GIVEN INFORMATION:

[START]

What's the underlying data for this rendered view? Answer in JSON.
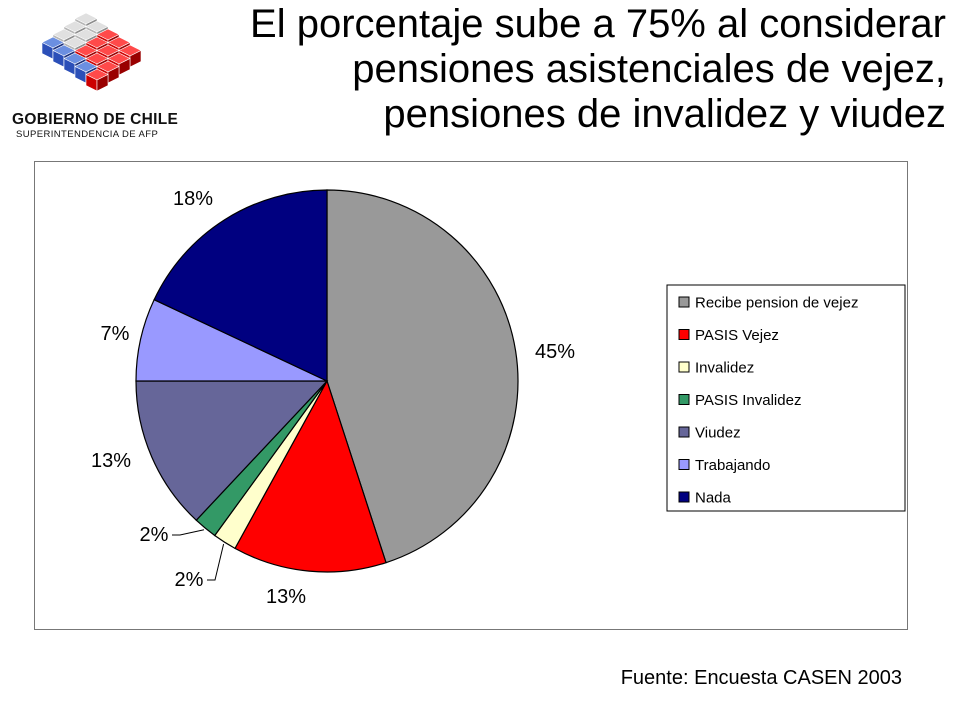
{
  "header": {
    "logo_title": "GOBIERNO DE CHILE",
    "logo_subtitle": "SUPERINTENDENCIA DE AFP",
    "title_lines": [
      "El porcentaje sube a 75% al considerar",
      "pensiones asistenciales de vejez,",
      "pensiones de invalidez y viudez"
    ]
  },
  "chart_data": {
    "type": "pie",
    "categories": [
      "Recibe pension de vejez",
      "PASIS Vejez",
      "Invalidez",
      "PASIS Invalidez",
      "Viudez",
      "Trabajando",
      "Nada"
    ],
    "values": [
      45,
      13,
      2,
      2,
      13,
      7,
      18
    ],
    "data_labels": [
      "45%",
      "13%",
      "2%",
      "2%",
      "13%",
      "7%",
      "18%"
    ],
    "colors": [
      "#999999",
      "#ff0000",
      "#ffffcc",
      "#339966",
      "#666699",
      "#9999ff",
      "#000080"
    ],
    "legend": "right",
    "legend_entries": [
      "Recibe pension de vejez",
      "PASIS Vejez",
      "Invalidez",
      "PASIS Invalidez",
      "Viudez",
      "Trabajando",
      "Nada"
    ]
  },
  "footer": {
    "source": "Fuente: Encuesta CASEN 2003"
  }
}
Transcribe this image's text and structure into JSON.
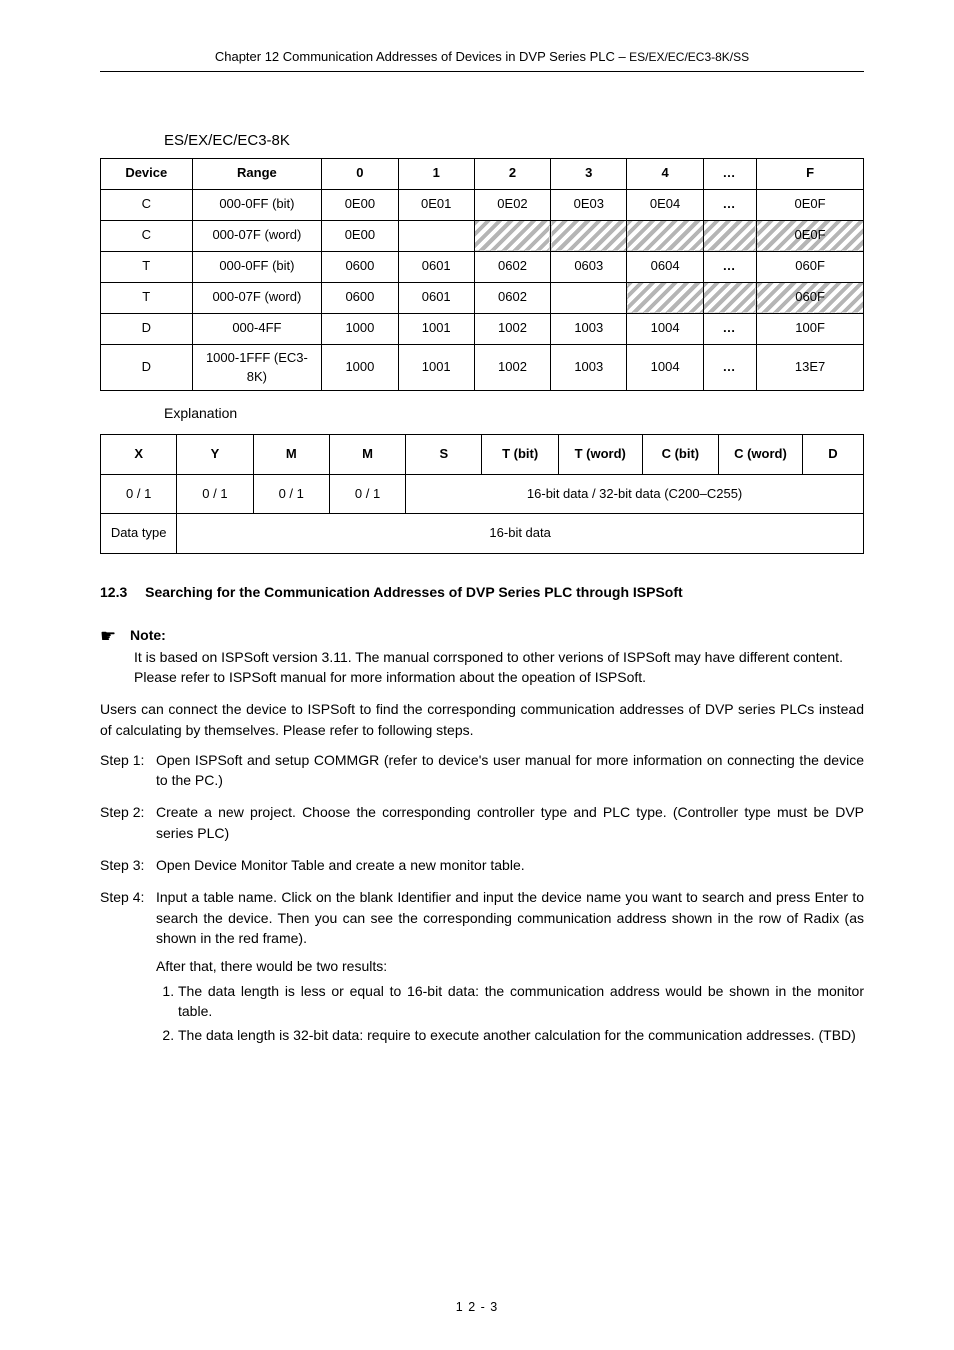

[END]

EXERCISE REQUIREMENTS: Pictures are to be left out; repeat all the remaining data exactly.

RIGHT ANSWER:
What's the underlying data for this rendered view? Answer in JSON.
{
  "header": {
    "logo_title": "GOBIERNO DE CHILE",
    "logo_subtitle": "SUPERINTENDENCIA DE AFP",
    "title_lines": [
      "El porcentaje sube a 75% al considerar",
      "pensiones asistenciales de vejez,",
      "pensiones de invalidez y viudez"
    ]
  },
  "chart_data": {
    "type": "pie",
    "categories": [
      "Recibe pension de vejez",
      "PASIS Vejez",
      "Invalidez",
      "PASIS Invalidez",
      "Viudez",
      "Trabajando",
      "Nada"
    ],
    "values": [
      45,
      13,
      2,
      2,
      13,
      7,
      18
    ],
    "data_labels": [
      "45%",
      "13%",
      "2%",
      "2%",
      "13%",
      "7%",
      "18%"
    ],
    "colors": [
      "#999999",
      "#ff0000",
      "#ffffcc",
      "#339966",
      "#666699",
      "#9999ff",
      "#000080"
    ],
    "legend": "right",
    "legend_entries": [
      "Recibe pension de vejez",
      "PASIS Vejez",
      "Invalidez",
      "PASIS Invalidez",
      "Viudez",
      "Trabajando",
      "Nada"
    ]
  },
  "footer": {
    "source": "Fuente: Encuesta CASEN 2003"
  }
}
Transcribe this image's text and structure into JSON.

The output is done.